* **What the task requires**
Rewrite the records from the first line through the line with "svg-text:A: A (6, 79, 17, 96)", inclusive, swapping "junction dot" for "junction point" and keeping everything else the same.

* **Rows**
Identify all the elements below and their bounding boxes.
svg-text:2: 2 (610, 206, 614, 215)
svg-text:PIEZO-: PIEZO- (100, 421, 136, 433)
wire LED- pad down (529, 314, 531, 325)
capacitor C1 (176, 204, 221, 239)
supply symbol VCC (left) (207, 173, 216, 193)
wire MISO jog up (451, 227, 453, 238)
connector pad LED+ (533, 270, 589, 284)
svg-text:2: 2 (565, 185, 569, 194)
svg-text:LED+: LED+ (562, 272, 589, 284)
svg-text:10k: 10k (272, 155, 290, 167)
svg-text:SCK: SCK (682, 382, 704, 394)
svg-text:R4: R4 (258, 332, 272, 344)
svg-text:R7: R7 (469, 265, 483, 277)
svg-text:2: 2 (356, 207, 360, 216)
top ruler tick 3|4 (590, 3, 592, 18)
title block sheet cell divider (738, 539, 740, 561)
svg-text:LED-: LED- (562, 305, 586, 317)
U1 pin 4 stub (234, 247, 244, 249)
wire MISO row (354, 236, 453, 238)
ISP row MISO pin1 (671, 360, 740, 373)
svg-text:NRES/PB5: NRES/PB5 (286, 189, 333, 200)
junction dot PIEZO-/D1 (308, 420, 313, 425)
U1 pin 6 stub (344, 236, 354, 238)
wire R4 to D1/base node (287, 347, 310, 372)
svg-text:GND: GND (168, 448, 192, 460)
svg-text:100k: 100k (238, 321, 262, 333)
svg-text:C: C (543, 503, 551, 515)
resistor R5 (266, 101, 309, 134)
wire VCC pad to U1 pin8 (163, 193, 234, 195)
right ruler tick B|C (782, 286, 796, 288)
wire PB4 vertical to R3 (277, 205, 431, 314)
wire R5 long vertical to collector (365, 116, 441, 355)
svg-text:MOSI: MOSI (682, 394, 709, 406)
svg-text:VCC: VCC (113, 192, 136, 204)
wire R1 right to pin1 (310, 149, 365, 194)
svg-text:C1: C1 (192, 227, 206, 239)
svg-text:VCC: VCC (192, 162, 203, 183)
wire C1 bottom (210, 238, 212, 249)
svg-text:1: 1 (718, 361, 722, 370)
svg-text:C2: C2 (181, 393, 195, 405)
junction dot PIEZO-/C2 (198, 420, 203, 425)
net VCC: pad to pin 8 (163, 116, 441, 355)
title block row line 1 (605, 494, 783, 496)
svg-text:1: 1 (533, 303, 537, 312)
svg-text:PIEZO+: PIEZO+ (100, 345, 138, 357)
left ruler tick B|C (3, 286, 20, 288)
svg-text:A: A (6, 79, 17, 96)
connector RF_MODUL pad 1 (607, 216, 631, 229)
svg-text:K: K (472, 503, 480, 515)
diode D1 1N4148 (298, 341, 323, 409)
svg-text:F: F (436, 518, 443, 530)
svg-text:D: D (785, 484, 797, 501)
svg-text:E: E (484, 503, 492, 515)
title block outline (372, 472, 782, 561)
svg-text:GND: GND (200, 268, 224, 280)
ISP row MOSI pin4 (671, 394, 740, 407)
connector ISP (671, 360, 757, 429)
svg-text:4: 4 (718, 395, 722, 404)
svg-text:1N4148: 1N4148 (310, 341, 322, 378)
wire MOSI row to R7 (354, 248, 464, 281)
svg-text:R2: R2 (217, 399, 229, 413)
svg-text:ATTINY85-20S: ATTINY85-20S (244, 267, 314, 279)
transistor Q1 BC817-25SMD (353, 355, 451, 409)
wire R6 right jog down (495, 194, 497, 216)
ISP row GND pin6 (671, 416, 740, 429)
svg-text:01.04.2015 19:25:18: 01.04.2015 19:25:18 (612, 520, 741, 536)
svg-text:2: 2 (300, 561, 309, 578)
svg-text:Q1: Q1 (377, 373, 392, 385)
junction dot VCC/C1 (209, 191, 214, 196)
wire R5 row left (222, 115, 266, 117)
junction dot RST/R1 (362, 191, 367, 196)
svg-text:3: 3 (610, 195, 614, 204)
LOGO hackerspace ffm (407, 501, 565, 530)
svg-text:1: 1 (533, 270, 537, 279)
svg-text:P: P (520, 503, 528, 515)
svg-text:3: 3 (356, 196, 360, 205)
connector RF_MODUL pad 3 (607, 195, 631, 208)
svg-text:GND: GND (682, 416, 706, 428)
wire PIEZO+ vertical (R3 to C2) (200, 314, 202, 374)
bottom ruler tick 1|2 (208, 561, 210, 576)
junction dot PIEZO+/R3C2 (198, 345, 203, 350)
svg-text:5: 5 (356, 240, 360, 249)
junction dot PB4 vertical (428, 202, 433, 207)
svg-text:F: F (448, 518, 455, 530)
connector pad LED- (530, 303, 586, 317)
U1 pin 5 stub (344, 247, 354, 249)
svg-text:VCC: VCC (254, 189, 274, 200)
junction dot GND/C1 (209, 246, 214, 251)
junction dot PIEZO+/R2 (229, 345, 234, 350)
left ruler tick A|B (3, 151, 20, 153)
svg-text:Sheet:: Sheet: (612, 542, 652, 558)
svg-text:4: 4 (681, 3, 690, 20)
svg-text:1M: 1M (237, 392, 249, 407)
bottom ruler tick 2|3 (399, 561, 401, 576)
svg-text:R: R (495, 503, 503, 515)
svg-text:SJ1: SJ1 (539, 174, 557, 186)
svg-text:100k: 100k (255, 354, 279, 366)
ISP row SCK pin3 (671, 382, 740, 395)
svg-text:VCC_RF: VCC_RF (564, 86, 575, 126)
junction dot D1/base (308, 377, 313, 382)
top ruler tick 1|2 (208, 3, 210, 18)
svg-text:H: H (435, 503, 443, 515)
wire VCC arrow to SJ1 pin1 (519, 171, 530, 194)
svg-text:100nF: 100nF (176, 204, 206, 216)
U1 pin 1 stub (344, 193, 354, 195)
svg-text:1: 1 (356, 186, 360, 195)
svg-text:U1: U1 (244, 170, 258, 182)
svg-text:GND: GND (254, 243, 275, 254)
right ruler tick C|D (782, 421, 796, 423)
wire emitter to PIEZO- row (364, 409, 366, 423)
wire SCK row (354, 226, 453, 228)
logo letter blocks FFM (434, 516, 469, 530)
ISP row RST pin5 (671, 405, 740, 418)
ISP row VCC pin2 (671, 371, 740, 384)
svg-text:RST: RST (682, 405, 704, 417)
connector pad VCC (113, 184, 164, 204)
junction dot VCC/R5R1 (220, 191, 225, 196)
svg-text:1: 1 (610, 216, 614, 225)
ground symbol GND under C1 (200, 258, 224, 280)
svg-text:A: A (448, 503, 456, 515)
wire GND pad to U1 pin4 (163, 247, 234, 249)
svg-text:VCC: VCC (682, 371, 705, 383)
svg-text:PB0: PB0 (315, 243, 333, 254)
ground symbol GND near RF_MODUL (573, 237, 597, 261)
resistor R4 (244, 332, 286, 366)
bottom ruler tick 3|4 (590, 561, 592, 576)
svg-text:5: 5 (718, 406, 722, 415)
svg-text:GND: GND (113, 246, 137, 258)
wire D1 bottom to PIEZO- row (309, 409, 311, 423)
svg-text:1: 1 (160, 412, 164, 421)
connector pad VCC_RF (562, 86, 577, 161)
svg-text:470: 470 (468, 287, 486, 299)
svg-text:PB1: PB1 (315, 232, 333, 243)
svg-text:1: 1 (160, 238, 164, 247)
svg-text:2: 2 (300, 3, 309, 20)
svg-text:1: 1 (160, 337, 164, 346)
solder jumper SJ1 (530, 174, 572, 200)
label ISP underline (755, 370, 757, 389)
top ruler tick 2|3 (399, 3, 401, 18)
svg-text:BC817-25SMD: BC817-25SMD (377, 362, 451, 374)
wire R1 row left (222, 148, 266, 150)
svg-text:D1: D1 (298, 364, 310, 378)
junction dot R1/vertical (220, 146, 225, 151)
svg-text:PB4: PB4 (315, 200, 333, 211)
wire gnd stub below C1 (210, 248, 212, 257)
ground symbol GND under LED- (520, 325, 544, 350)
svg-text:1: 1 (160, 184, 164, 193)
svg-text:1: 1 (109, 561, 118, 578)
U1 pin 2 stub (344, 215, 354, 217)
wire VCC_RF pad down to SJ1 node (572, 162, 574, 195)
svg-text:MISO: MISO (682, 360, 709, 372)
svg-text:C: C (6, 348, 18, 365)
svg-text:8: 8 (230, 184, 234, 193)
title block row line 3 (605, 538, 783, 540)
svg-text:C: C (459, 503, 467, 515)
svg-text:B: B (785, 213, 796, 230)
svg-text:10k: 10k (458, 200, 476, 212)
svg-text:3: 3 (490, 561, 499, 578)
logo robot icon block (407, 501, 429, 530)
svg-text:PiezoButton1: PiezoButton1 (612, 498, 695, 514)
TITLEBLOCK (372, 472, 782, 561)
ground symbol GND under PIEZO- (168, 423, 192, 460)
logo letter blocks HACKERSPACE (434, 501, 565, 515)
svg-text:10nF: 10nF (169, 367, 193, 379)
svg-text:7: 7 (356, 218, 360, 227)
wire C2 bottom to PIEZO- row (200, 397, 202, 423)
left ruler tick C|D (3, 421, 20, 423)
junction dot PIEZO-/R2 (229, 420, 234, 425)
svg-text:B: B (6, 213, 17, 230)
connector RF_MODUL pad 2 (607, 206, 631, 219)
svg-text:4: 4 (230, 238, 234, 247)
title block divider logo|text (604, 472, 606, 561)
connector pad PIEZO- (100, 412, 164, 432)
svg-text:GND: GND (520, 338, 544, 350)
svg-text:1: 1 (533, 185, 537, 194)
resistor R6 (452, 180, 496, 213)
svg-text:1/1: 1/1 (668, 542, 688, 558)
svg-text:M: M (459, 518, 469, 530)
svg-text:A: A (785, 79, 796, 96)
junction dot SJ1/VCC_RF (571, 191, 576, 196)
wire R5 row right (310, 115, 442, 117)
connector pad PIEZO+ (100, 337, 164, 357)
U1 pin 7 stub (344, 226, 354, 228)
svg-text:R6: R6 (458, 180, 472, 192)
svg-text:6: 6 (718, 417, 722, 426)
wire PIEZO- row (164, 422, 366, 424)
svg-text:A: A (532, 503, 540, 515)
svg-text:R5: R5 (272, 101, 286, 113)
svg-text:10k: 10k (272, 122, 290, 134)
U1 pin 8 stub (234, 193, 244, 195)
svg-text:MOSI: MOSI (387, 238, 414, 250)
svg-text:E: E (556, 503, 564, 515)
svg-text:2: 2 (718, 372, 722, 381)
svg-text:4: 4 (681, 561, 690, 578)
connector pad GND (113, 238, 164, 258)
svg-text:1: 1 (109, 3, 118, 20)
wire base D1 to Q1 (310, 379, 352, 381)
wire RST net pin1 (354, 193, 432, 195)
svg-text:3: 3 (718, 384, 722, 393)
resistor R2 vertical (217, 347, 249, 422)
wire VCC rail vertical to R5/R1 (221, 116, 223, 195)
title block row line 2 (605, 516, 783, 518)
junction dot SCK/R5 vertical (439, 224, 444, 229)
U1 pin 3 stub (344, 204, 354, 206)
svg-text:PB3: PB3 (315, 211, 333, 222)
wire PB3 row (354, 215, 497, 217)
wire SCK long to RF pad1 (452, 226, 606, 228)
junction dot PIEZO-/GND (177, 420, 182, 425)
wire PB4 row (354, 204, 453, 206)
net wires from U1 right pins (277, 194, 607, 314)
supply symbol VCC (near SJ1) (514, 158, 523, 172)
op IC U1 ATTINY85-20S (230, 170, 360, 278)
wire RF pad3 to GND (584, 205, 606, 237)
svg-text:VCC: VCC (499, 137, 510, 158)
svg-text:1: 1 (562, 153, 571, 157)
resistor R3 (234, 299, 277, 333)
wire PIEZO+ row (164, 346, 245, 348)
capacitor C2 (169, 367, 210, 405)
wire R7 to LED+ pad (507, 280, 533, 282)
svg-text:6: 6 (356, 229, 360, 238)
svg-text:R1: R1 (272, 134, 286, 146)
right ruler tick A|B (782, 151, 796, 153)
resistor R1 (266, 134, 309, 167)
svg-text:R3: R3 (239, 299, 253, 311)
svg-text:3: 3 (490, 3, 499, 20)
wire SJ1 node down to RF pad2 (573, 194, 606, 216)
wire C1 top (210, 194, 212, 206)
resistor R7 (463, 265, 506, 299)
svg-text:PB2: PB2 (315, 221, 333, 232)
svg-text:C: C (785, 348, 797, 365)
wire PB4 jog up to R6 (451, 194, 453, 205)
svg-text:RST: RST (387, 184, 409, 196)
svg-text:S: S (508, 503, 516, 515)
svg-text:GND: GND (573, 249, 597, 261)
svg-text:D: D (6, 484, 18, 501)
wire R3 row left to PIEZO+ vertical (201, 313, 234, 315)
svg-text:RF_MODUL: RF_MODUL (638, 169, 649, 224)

* **Output of the task**
Identify all the elements below and their bounding boxes.
svg-text:2: 2 (610, 206, 614, 215)
svg-text:PIEZO-: PIEZO- (100, 421, 136, 433)
wire LED- pad down (529, 314, 531, 325)
capacitor C1 (176, 204, 221, 239)
supply symbol VCC (left) (207, 173, 216, 193)
wire MISO jog up (451, 227, 453, 238)
connector pad LED+ (533, 270, 589, 284)
svg-text:2: 2 (565, 185, 569, 194)
svg-text:LED+: LED+ (562, 272, 589, 284)
svg-text:10k: 10k (272, 155, 290, 167)
svg-text:SCK: SCK (682, 382, 704, 394)
svg-text:R4: R4 (258, 332, 272, 344)
svg-text:R7: R7 (469, 265, 483, 277)
svg-text:2: 2 (356, 207, 360, 216)
top ruler tick 3|4 (590, 3, 592, 18)
title block sheet cell divider (738, 539, 740, 561)
svg-text:LED-: LED- (562, 305, 586, 317)
U1 pin 4 stub (234, 247, 244, 249)
wire MISO row (354, 236, 453, 238)
ISP row MISO pin1 (671, 360, 740, 373)
svg-text:NRES/PB5: NRES/PB5 (286, 189, 333, 200)
junction point PIEZO-/D1 (308, 420, 313, 425)
U1 pin 6 stub (344, 236, 354, 238)
wire R4 to D1/base node (287, 347, 310, 372)
svg-text:GND: GND (168, 448, 192, 460)
svg-text:100k: 100k (238, 321, 262, 333)
svg-text:C: C (543, 503, 551, 515)
resistor R5 (266, 101, 309, 134)
wire VCC pad to U1 pin8 (163, 193, 234, 195)
right ruler tick B|C (782, 286, 796, 288)
wire PB4 vertical to R3 (277, 205, 431, 314)
wire R5 long vertical to collector (365, 116, 441, 355)
svg-text:MOSI: MOSI (682, 394, 709, 406)
svg-text:VCC: VCC (113, 192, 136, 204)
wire R1 right to pin1 (310, 149, 365, 194)
svg-text:C1: C1 (192, 227, 206, 239)
svg-text:VCC: VCC (192, 162, 203, 183)
wire C1 bottom (210, 238, 212, 249)
svg-text:1: 1 (718, 361, 722, 370)
svg-text:C2: C2 (181, 393, 195, 405)
junction point PIEZO-/C2 (198, 420, 203, 425)
net VCC: pad to pin 8 (163, 116, 441, 355)
title block row line 1 (605, 494, 783, 496)
svg-text:1: 1 (533, 303, 537, 312)
svg-text:PIEZO+: PIEZO+ (100, 345, 138, 357)
left ruler tick B|C (3, 286, 20, 288)
svg-text:A: A (6, 79, 17, 96)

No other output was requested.